▶ **SET PROBLEM**
Locate the word "Kamo" in the data below, then copy every line that holds it.

▶ **GIVEN DATA**
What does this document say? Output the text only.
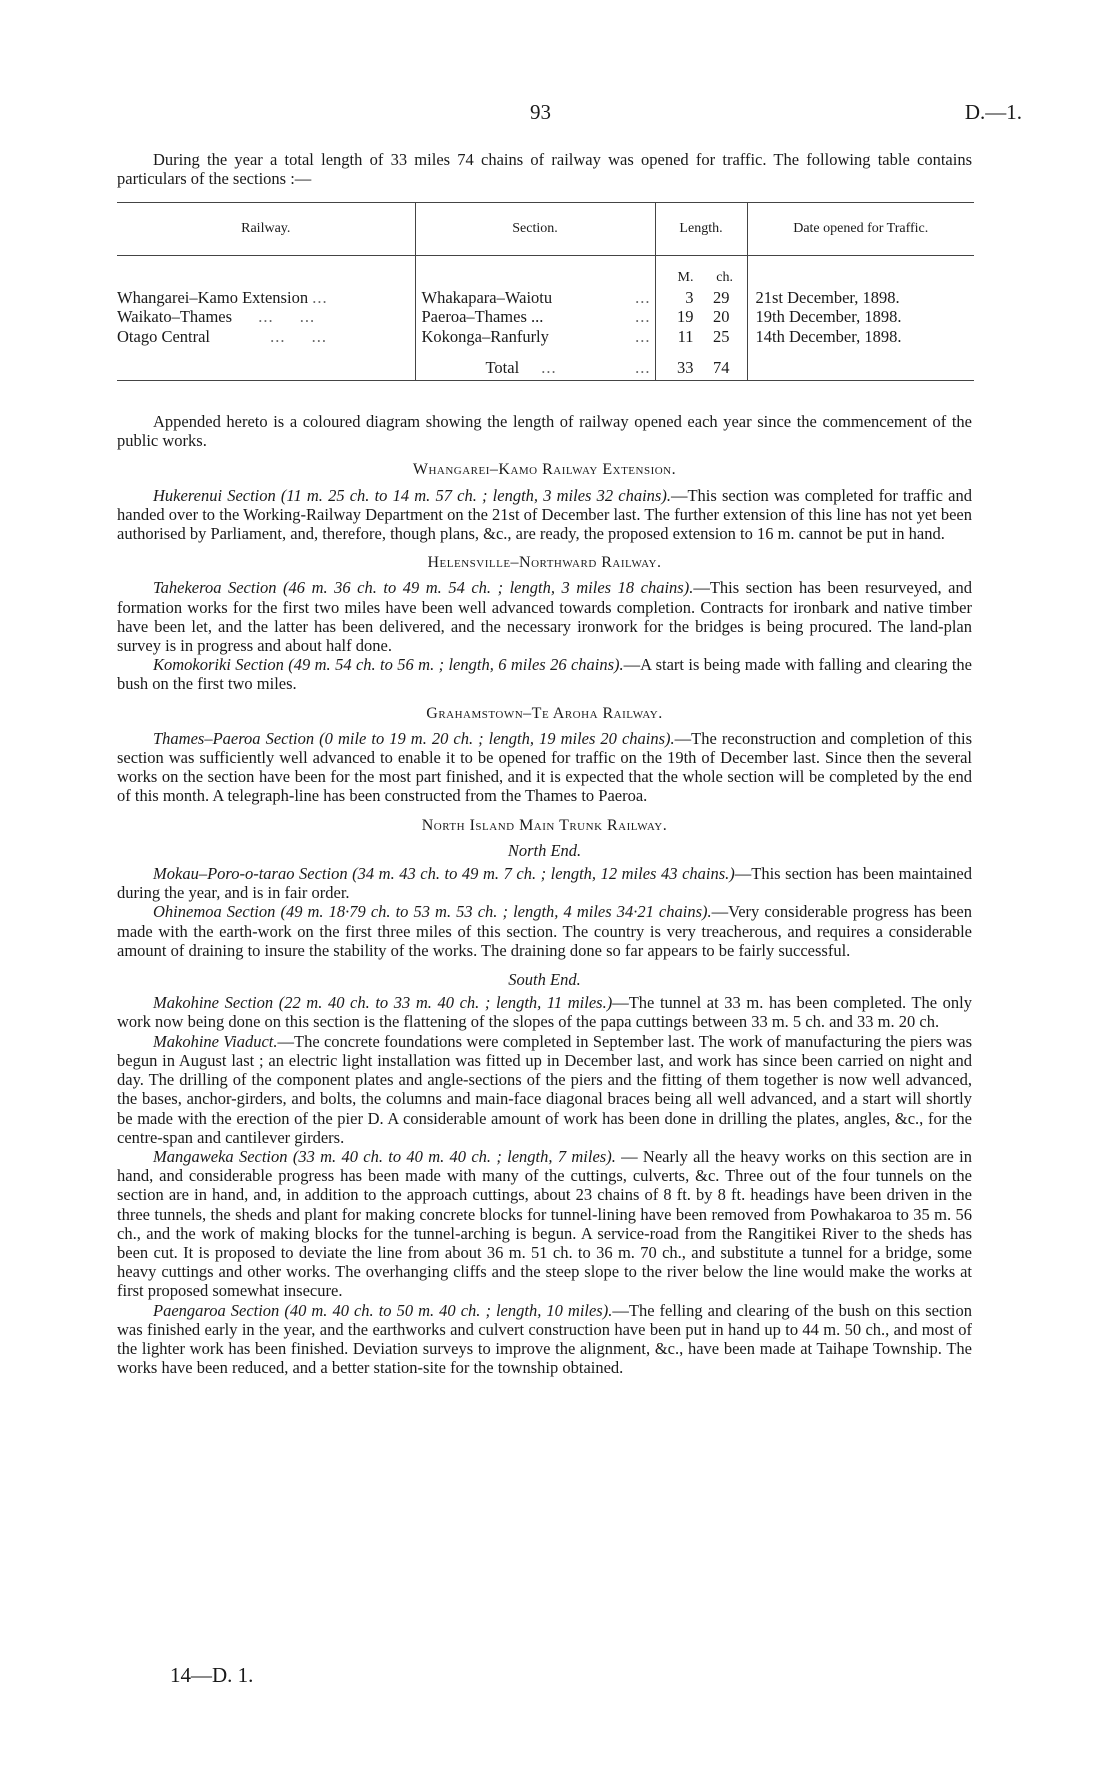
93	D.—1.

During the year a total length of 33 miles 74 chains of railway was opened for traffic. The following table contains particulars of the sections :—

Railway.	Section.	Length.	Date opened for Traffic.
		M. ch.	
Whangarei–Kamo Extension ...	Whakapara–Waiotu ...	3 29	21st December, 1898.
Waikato–Thames ... ...	Paeroa–Thames ... ...	19 20	19th December, 1898.
Otago Central ... ...	Kokonga–Ranfurly ...	11 25	14th December, 1898.
	Total ... ...	33 74	

Appended hereto is a coloured diagram showing the length of railway opened each year since the commencement of the public works.

Whangarei–Kamo Railway Extension.

Hukerenui Section (11 m. 25 ch. to 14 m. 57 ch. ; length, 3 miles 32 chains).—This section was completed for traffic and handed over to the Working-Railway Department on the 21st of December last. The further extension of this line has not yet been authorised by Parliament, and, therefore, though plans, &c., are ready, the proposed extension to 16 m. cannot be put in hand.

Helensville–Northward Railway.

Tahekeroa Section (46 m. 36 ch. to 49 m. 54 ch. ; length, 3 miles 18 chains).—This section has been resurveyed, and formation works for the first two miles have been well advanced towards completion. Contracts for ironbark and native timber have been let, and the latter has been delivered, and the necessary ironwork for the bridges is being procured. The land-plan survey is in progress and about half done.

Komokoriki Section (49 m. 54 ch. to 56 m. ; length, 6 miles 26 chains).—A start is being made with falling and clearing the bush on the first two miles.

Grahamstown–Te Aroha Railway.

Thames–Paeroa Section (0 mile to 19 m. 20 ch. ; length, 19 miles 20 chains).—The reconstruction and completion of this section was sufficiently well advanced to enable it to be opened for traffic on the 19th of December last. Since then the several works on the section have been for the most part finished, and it is expected that the whole section will be completed by the end of this month. A telegraph-line has been constructed from the Thames to Paeroa.

North Island Main Trunk Railway.
North End.

Mokau–Poro-o-tarao Section (34 m. 43 ch. to 49 m. 7 ch. ; length, 12 miles 43 chains.)—This section has been maintained during the year, and is in fair order.

Ohinemoa Section (49 m. 18·79 ch. to 53 m. 53 ch. ; length, 4 miles 34·21 chains).—Very considerable progress has been made with the earth-work on the first three miles of this section. The country is very treacherous, and requires a considerable amount of draining to insure the stability of the works. The draining done so far appears to be fairly successful.

South End.

Makohine Section (22 m. 40 ch. to 33 m. 40 ch. ; length, 11 miles.)—The tunnel at 33 m. has been completed. The only work now being done on this section is the flattening of the slopes of the papa cuttings between 33 m. 5 ch. and 33 m. 20 ch.

Makohine Viaduct.—The concrete foundations were completed in September last. The work of manufacturing the piers was begun in August last ; an electric light installation was fitted up in December last, and work has since been carried on night and day. The drilling of the component plates and angle-sections of the piers and the fitting of them together is now well advanced, the bases, anchor-girders, and bolts, the columns and main-face diagonal braces being all well advanced, and a start will shortly be made with the erection of the pier D. A considerable amount of work has been done in drilling the plates, angles, &c., for the centre-span and cantilever girders.

Mangaweka Section (33 m. 40 ch. to 40 m. 40 ch. ; length, 7 miles). — Nearly all the heavy works on this section are in hand, and considerable progress has been made with many of the cuttings, culverts, &c. Three out of the four tunnels on the section are in hand, and, in addition to the approach cuttings, about 23 chains of 8 ft. by 8 ft. headings have been driven in the three tunnels, the sheds and plant for making concrete blocks for tunnel-lining have been removed from Powhakaroa to 35 m. 56 ch., and the work of making blocks for the tunnel-arching is begun. A service-road from the Rangitikei River to the sheds has been cut. It is proposed to deviate the line from about 36 m. 51 ch. to 36 m. 70 ch., and substitute a tunnel for a bridge, some heavy cuttings and other works. The overhanging cliffs and the steep slope to the river below the line would make the works at first proposed somewhat insecure.

Paengaroa Section (40 m. 40 ch. to 50 m. 40 ch. ; length, 10 miles).—The felling and clearing of the bush on this section was finished early in the year, and the earthworks and culvert construction have been put in hand up to 44 m. 50 ch., and most of the lighter work has been finished. Deviation surveys to improve the alignment, &c., have been made at Taihape Township. The works have been reduced, and a better station-site for the township obtained.

14—D. 1.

▶ **ANSWER TO THIS TASK**
Whangarei–Kamo Extension ...	Whakapara–Waiotu ...	3 29	21st December, 1898.
Whangarei–Kamo Railway Extension.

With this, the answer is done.